Below are some records. Copy every line in them that holds "INDUSTRIA".

==== EXCERPTED DATA ====

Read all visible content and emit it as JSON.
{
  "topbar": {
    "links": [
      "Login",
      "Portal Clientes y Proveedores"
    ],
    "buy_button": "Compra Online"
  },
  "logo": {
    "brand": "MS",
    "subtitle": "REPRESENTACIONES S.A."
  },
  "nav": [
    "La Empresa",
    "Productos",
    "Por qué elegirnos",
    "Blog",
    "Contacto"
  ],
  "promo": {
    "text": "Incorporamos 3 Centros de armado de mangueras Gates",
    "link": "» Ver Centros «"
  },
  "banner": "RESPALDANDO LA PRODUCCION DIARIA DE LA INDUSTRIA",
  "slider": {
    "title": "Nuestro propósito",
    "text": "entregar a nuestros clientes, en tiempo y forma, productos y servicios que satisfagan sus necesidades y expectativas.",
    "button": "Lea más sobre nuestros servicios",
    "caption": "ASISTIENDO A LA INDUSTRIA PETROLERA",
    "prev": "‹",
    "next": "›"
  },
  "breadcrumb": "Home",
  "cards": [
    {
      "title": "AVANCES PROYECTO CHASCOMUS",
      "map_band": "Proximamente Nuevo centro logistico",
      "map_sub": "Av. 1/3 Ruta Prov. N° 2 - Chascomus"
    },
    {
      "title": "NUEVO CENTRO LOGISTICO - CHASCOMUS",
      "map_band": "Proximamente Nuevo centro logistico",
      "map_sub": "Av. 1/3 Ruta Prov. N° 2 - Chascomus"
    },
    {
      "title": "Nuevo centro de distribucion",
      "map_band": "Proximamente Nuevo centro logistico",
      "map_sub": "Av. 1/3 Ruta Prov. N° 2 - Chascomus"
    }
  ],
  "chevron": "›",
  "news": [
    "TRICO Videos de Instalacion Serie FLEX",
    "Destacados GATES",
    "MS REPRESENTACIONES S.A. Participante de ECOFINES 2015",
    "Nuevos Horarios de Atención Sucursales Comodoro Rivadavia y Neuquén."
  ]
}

====

◆ **THE SOLUTION**:
  "banner": "RESPALDANDO LA PRODUCCION DIARIA DE LA INDUSTRIA",
    "caption": "ASISTIENDO A LA INDUSTRIA PETROLERA",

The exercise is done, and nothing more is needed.